__Required work__: Write out all of the lines below, exactly and completely.

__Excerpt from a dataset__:
════════════════════

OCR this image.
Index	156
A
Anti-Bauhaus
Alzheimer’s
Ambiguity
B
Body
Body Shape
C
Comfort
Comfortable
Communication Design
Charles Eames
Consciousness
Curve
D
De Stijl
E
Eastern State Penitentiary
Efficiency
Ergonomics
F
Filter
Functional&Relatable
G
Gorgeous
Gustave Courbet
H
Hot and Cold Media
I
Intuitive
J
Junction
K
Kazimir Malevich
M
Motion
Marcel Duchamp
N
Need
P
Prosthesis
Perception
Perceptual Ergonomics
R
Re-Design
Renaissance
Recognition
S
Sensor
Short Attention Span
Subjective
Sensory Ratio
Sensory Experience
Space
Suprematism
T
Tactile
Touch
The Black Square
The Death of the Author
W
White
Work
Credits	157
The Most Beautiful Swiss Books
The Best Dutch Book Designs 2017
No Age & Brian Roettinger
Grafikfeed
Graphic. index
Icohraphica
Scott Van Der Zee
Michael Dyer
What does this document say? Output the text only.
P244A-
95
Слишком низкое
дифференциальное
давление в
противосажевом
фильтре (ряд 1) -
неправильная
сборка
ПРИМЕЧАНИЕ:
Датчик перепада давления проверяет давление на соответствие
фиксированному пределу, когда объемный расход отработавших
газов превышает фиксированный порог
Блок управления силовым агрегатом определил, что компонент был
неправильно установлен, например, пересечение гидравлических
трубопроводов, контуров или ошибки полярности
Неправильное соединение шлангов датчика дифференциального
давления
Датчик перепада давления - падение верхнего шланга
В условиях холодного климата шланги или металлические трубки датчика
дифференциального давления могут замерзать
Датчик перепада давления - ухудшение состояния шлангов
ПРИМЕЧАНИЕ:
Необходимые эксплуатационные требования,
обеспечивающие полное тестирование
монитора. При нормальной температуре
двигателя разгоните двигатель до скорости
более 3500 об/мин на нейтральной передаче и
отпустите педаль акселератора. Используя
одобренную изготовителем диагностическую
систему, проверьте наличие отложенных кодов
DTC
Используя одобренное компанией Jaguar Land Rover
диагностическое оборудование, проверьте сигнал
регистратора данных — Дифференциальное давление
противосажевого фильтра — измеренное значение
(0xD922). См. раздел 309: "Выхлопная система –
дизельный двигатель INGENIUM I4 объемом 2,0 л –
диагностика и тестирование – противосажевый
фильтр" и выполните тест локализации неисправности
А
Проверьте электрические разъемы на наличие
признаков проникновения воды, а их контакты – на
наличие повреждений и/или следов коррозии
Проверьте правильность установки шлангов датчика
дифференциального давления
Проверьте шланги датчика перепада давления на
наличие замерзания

════════════════════

__Reply to the task__:
OCR this image.
Index	156
A
Anti-Bauhaus
Alzheimer’s
Ambiguity
B
Body
Body Shape
C
Comfort
Comfortable
Communication Design
Charles Eames
Consciousness
Curve
D
De Stijl
E
Eastern State Penitentiary
Efficiency
Ergonomics
F
Filter
Functional&Relatable
G
Gorgeous
Gustave Courbet
H
Hot and Cold Media
I
Intuitive
J
Junction
K
Kazimir Malevich
M
Motion
Marcel Duchamp
N
Need
P
Prosthesis
Perception
Perceptual Ergonomics
R
Re-Design
Renaissance
Recognition
S
Sensor
Short Attention Span
Subjective
Sensory Ratio
Sensory Experience
Space
Suprematism
T
Tactile
Touch
The Black Square
The Death of the Author
W
White
Work
Credits	157
The Most Beautiful Swiss Books
The Best Dutch Book Designs 2017
No Age & Brian Roettinger
Grafikfeed
Graphic. index
Icohraphica
Scott Van Der Zee
Michael Dyer
What does this document say? Output the text only.
P244A-
95
Слишком низкое
дифференциальное
давление в
противосажевом
фильтре (ряд 1) -
неправильная
сборка
ПРИМЕЧАНИЕ:
Датчик перепада давления проверяет давление на соответствие
фиксированному пределу, когда объемный расход отработавших
газов превышает фиксированный порог
Блок управления силовым агрегатом определил, что компонент был
неправильно установлен, например, пересечение гидравлических
трубопроводов, контуров или ошибки полярности
Неправильное соединение шлангов датчика дифференциального
давления
Датчик перепада давления - падение верхнего шланга
В условиях холодного климата шланги или металлические трубки датчика
дифференциального давления могут замерзать
Датчик перепада давления - ухудшение состояния шлангов
ПРИМЕЧАНИЕ:
Необходимые эксплуатационные требования,
обеспечивающие полное тестирование
монитора. При нормальной температуре
двигателя разгоните двигатель до скорости
более 3500 об/мин на нейтральной передаче и
отпустите педаль акселератора. Используя
одобренную изготовителем диагностическую
систему, проверьте наличие отложенных кодов
DTC
Используя одобренное компанией Jaguar Land Rover
диагностическое оборудование, проверьте сигнал
регистратора данных — Дифференциальное давление
противосажевого фильтра — измеренное значение
(0xD922). См. раздел 309: "Выхлопная система –
дизельный двигатель INGENIUM I4 объемом 2,0 л –
диагностика и тестирование – противосажевый
фильтр" и выполните тест локализации неисправности
А
Проверьте электрические разъемы на наличие
признаков проникновения воды, а их контакты – на
наличие повреждений и/или следов коррозии
Проверьте правильность установки шлангов датчика
дифференциального давления
Проверьте шланги датчика перепада давления на
наличие замерзания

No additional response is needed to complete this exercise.